Extracted records
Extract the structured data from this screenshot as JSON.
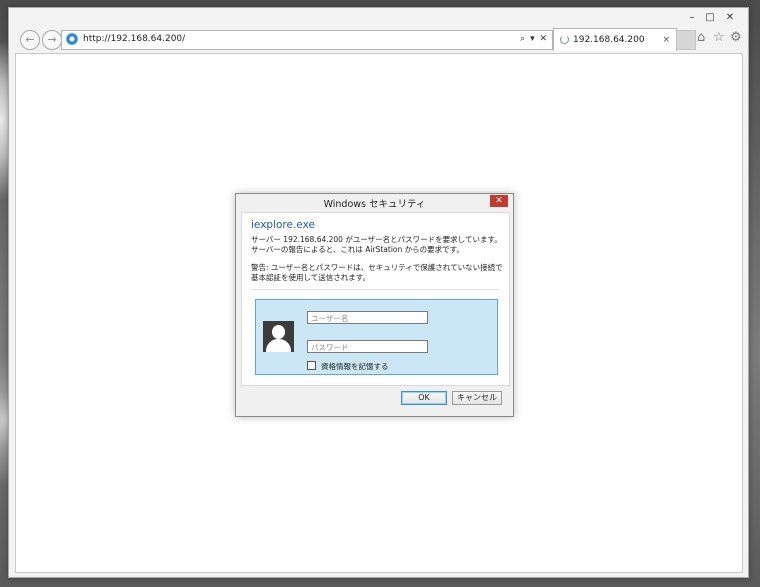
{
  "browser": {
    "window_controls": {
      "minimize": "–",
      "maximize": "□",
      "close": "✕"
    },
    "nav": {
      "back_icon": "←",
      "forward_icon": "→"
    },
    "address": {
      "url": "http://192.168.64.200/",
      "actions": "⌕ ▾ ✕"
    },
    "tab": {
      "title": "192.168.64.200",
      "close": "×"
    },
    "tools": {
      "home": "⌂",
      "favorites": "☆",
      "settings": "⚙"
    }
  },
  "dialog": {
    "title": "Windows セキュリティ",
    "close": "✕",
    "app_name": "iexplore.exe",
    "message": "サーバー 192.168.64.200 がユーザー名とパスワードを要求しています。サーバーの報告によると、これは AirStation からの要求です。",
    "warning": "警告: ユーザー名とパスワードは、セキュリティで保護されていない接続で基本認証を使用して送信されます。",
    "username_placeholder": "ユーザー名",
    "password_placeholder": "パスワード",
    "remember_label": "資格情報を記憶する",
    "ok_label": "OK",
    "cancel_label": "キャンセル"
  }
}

» Short exercise:
What you return should match the records above word for word, minus the pictures.

» Solution:
Extract the structured data from this screenshot as JSON.
{
  "browser": {
    "window_controls": {
      "minimize": "–",
      "maximize": "□",
      "close": "✕"
    },
    "nav": {
      "back_icon": "←",
      "forward_icon": "→"
    },
    "address": {
      "url": "http://192.168.64.200/",
      "actions": "⌕ ▾ ✕"
    },
    "tab": {
      "title": "192.168.64.200",
      "close": "×"
    },
    "tools": {
      "home": "⌂",
      "favorites": "☆",
      "settings": "⚙"
    }
  },
  "dialog": {
    "title": "Windows セキュリティ",
    "close": "✕",
    "app_name": "iexplore.exe",
    "message": "サーバー 192.168.64.200 がユーザー名とパスワードを要求しています。サーバーの報告によると、これは AirStation からの要求です。",
    "warning": "警告: ユーザー名とパスワードは、セキュリティで保護されていない接続で基本認証を使用して送信されます。",
    "username_placeholder": "ユーザー名",
    "password_placeholder": "パスワード",
    "remember_label": "資格情報を記憶する",
    "ok_label": "OK",
    "cancel_label": "キャンセル"
  }
}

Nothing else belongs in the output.